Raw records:
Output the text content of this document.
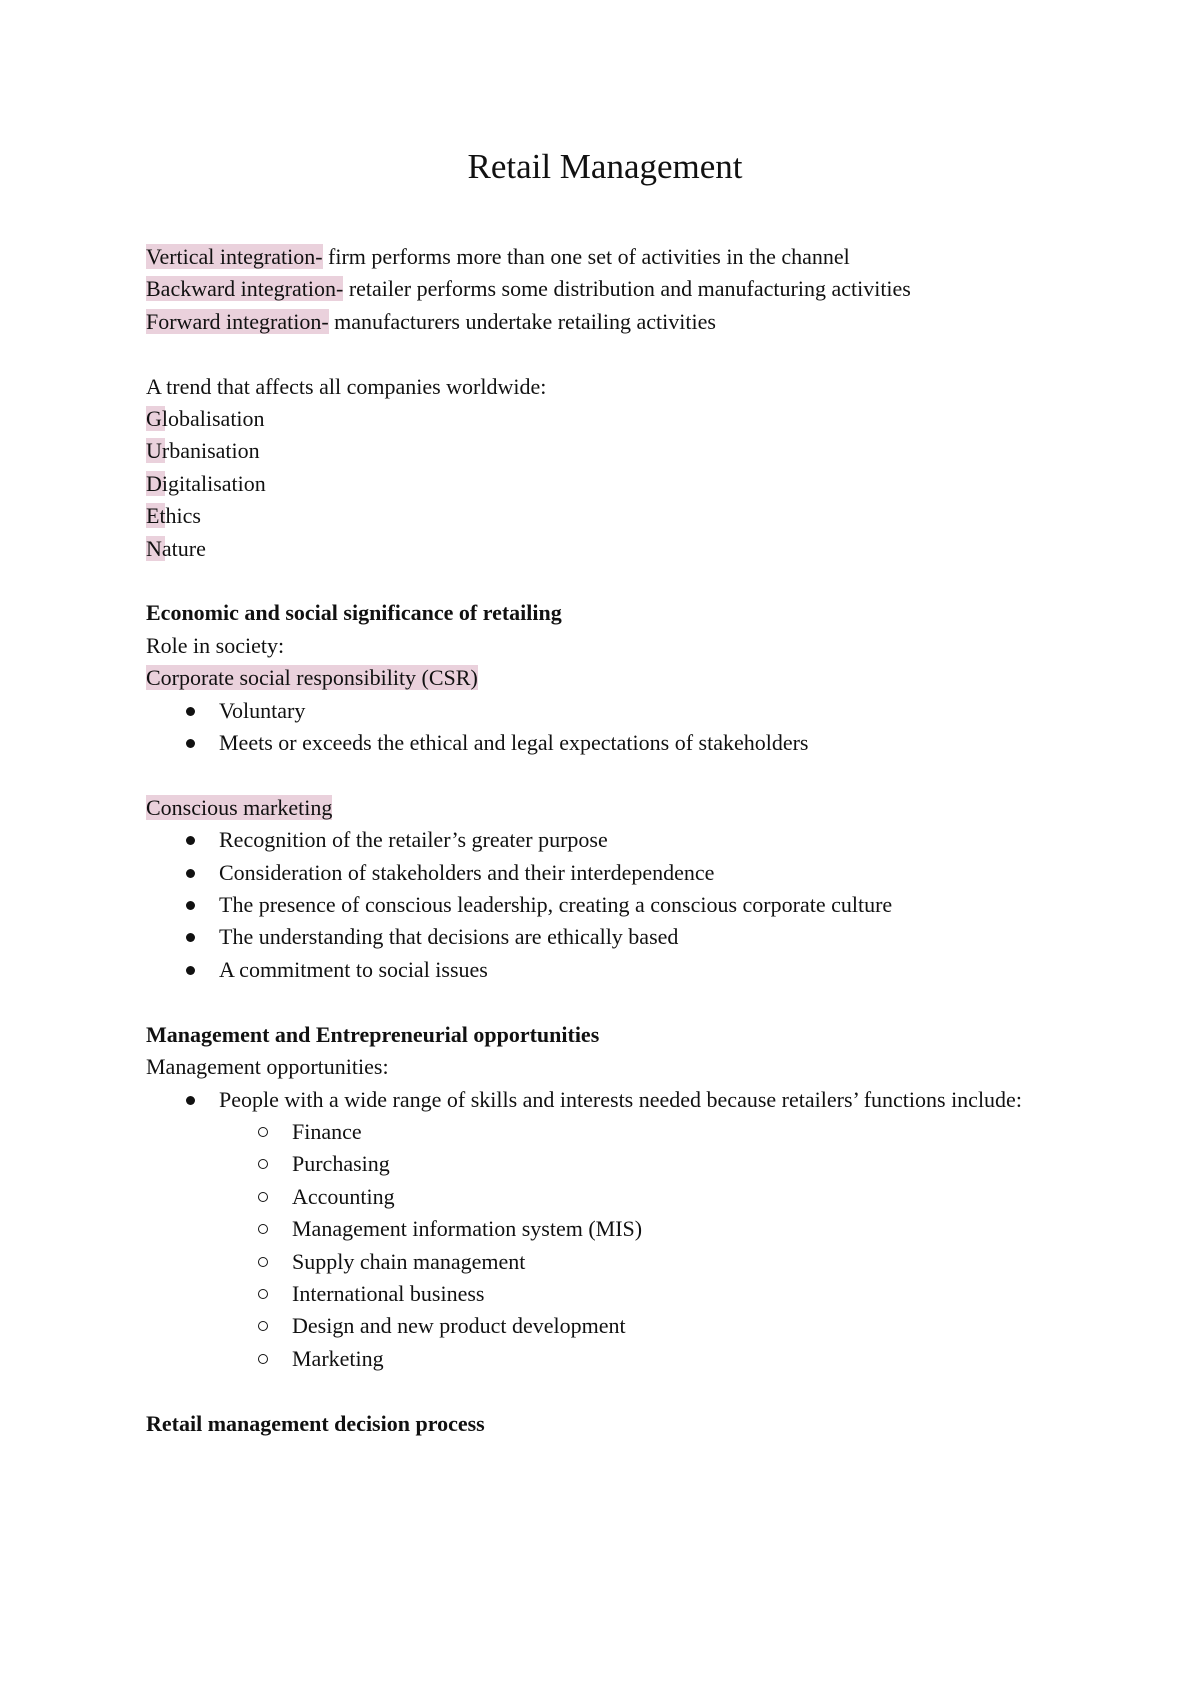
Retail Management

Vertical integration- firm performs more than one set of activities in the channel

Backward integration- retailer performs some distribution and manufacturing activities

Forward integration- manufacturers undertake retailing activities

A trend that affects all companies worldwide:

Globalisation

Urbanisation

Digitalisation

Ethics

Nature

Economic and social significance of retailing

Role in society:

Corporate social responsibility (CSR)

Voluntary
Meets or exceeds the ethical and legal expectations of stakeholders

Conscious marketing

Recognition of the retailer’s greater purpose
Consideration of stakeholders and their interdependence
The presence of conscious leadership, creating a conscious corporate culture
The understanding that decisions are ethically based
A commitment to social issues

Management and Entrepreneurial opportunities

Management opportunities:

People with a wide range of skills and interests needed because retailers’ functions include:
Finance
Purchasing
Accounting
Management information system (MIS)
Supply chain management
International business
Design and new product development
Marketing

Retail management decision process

==

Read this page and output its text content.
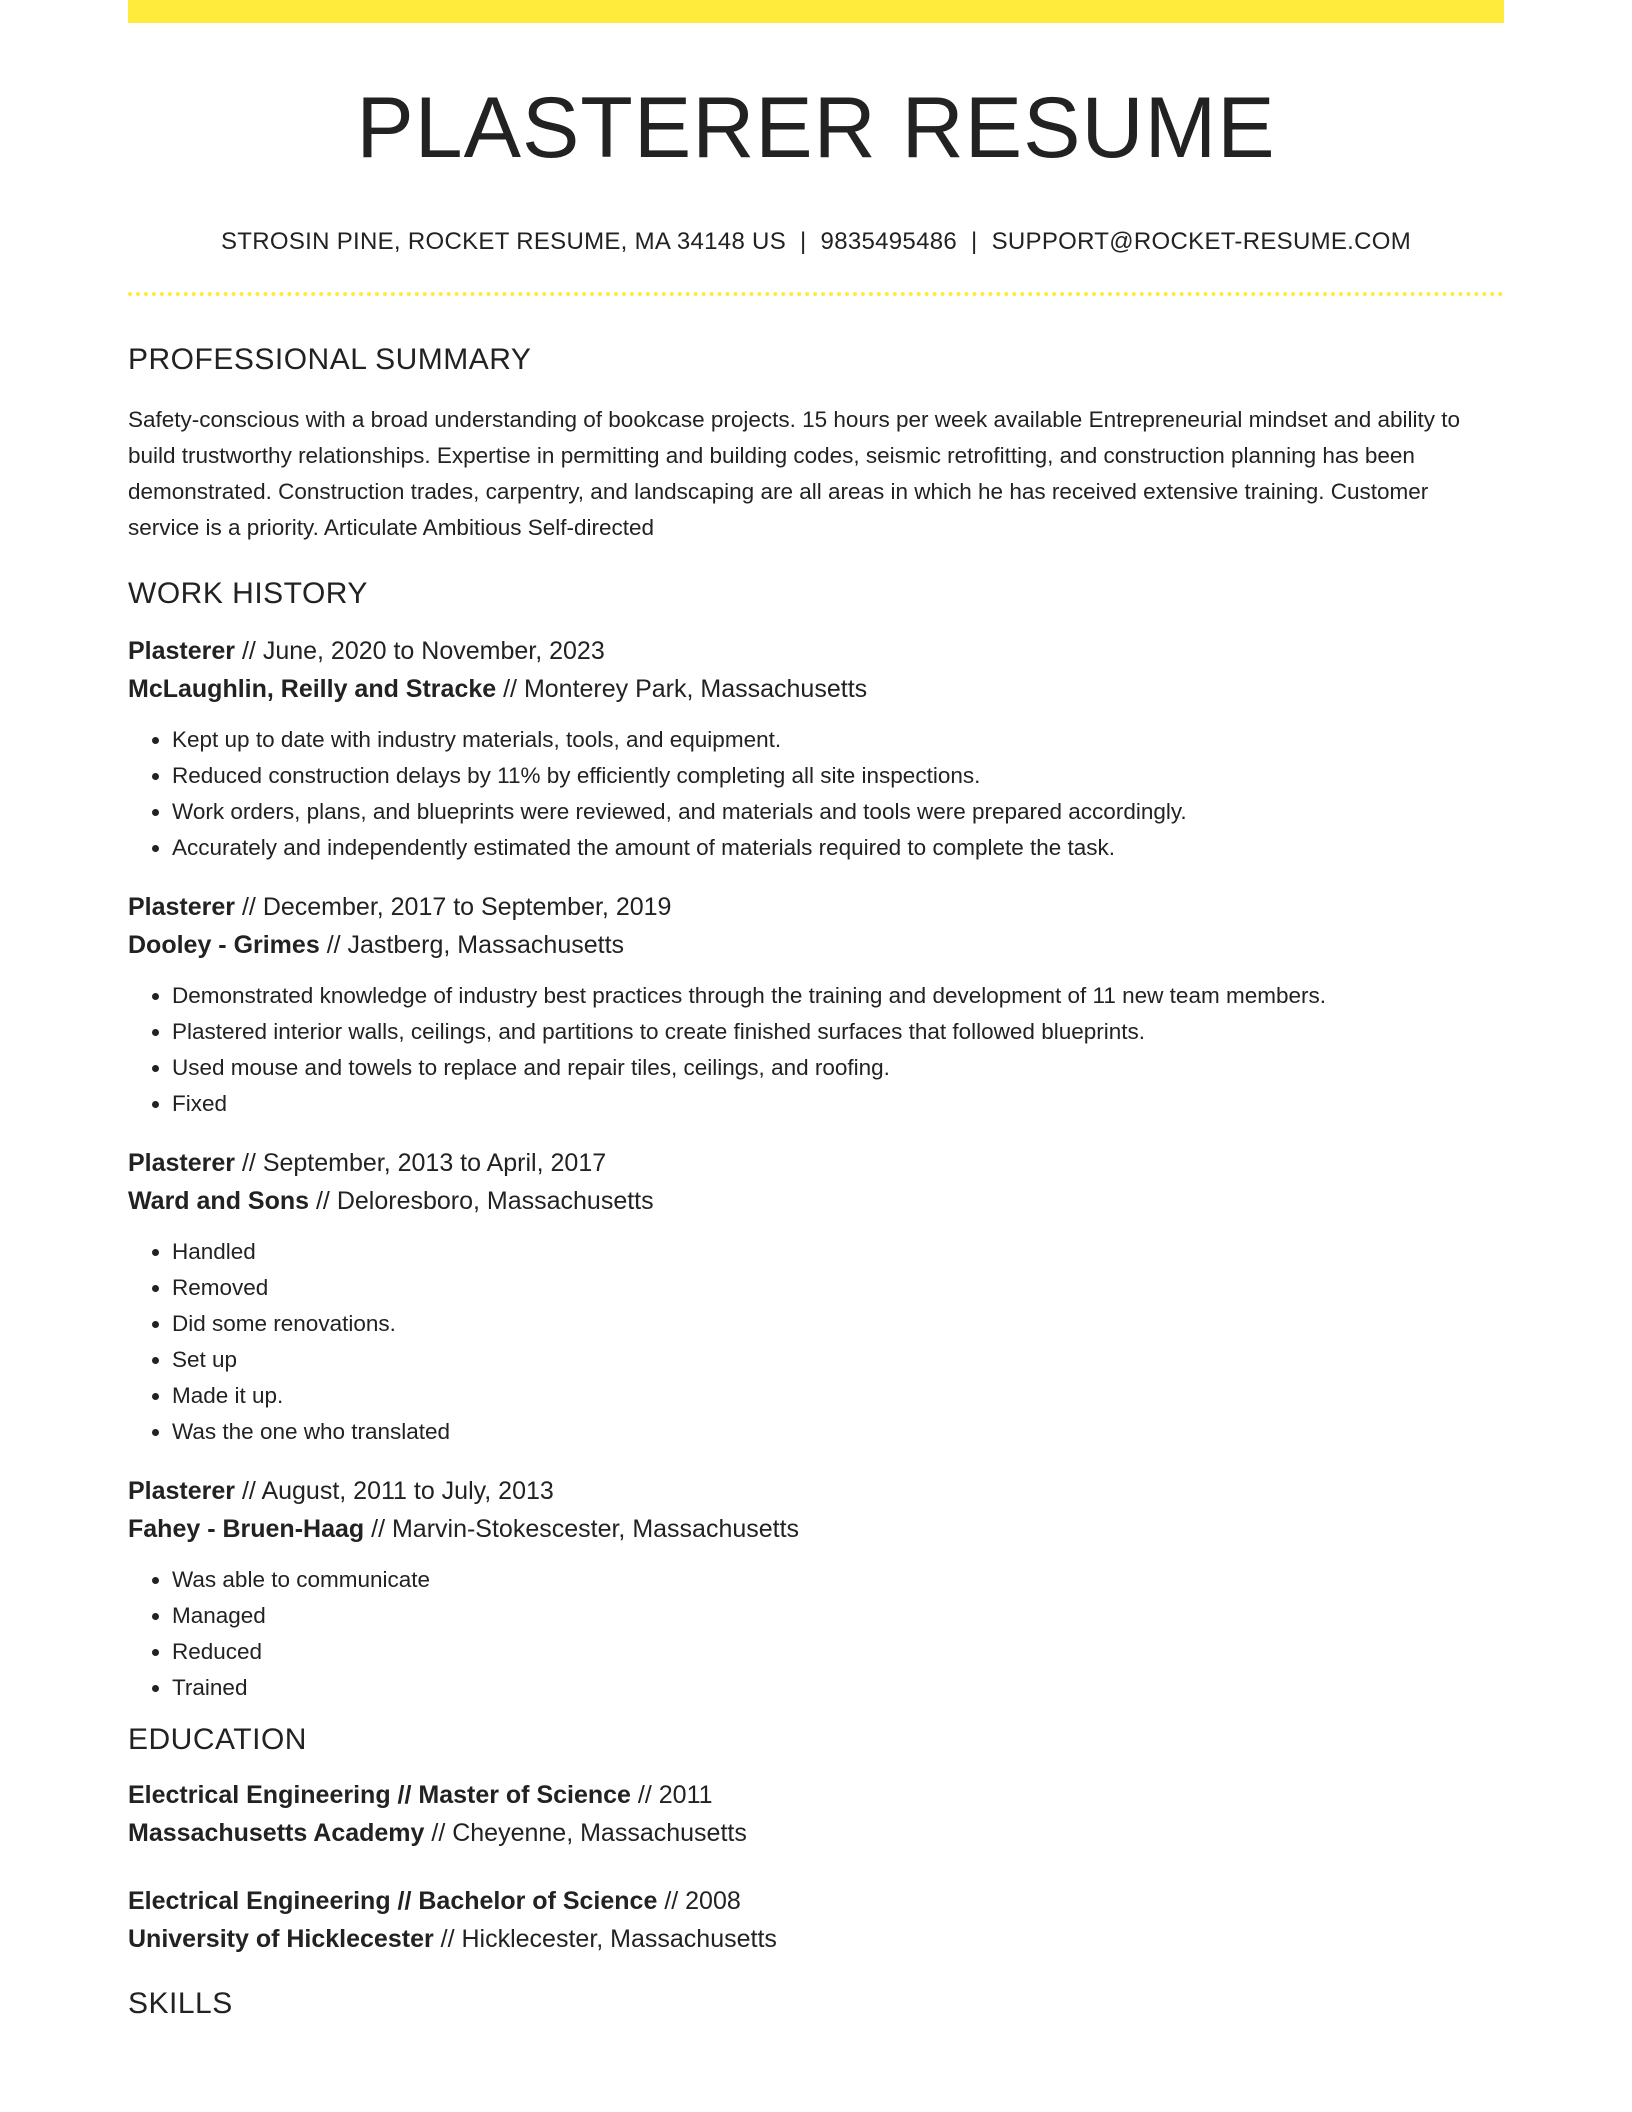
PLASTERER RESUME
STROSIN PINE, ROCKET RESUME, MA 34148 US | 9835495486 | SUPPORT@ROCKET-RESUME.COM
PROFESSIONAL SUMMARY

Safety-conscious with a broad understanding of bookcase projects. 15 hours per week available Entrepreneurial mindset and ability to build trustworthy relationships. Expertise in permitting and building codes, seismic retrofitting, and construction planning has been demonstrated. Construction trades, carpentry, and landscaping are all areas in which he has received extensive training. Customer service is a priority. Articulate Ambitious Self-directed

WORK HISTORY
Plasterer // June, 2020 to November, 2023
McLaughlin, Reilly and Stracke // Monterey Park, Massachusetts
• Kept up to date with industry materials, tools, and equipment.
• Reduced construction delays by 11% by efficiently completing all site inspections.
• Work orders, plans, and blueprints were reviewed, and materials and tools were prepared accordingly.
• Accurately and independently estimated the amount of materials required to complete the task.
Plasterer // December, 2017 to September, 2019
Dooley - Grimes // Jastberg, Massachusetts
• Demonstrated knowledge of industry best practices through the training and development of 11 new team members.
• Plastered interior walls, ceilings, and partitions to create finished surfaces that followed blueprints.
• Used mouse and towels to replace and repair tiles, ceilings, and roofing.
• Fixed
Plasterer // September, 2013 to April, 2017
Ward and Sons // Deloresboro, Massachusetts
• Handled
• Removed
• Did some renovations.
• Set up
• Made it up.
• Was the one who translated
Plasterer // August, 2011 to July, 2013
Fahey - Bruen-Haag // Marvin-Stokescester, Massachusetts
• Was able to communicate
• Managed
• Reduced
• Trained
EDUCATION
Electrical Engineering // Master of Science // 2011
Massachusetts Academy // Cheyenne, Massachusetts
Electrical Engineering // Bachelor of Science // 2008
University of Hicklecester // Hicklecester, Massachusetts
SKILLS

...

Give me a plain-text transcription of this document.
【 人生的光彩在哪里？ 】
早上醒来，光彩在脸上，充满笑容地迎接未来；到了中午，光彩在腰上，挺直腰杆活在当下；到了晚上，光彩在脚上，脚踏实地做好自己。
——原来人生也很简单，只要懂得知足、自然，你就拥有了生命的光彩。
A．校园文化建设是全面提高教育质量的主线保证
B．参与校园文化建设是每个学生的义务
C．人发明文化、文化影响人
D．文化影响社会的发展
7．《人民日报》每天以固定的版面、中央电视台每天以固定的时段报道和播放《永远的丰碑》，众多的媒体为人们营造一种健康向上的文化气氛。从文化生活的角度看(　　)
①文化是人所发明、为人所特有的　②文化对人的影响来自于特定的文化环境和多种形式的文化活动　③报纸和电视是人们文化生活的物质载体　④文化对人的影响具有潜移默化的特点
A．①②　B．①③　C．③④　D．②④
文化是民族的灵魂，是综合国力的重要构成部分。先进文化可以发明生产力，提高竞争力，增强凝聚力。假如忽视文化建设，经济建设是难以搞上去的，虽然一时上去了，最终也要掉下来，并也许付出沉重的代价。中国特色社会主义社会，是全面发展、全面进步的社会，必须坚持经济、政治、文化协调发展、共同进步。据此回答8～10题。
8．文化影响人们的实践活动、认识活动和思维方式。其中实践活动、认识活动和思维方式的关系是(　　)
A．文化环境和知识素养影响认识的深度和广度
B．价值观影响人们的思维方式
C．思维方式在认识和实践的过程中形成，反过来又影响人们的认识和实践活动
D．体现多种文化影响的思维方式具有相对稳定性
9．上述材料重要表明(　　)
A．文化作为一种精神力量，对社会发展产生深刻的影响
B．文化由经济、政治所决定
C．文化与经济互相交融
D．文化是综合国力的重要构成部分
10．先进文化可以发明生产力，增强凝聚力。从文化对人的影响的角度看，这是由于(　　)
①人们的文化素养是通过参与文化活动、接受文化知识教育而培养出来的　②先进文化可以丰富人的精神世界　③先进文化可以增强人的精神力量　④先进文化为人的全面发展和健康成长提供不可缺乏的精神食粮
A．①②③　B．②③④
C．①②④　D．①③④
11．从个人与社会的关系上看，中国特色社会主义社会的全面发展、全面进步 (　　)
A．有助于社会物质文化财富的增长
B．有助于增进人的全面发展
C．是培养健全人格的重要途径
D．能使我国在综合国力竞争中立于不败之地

**Your goal**
From the records above, pull out each line that has "Entrepreneurial".

**Result of the task**
Management and Entrepreneurial opportunities
Safety-conscious with a broad understanding of bookcase projects. 15 hours per week available Entrepreneurial mindset and ability to build trustworthy relationships. Expertise in permitting and building codes, seismic retrofitting, and construction planning has been demonstrated. Construction trades, carpentry, and landscaping are all areas in which he has received extensive training. Customer service is a priority. Articulate Ambitious Self-directed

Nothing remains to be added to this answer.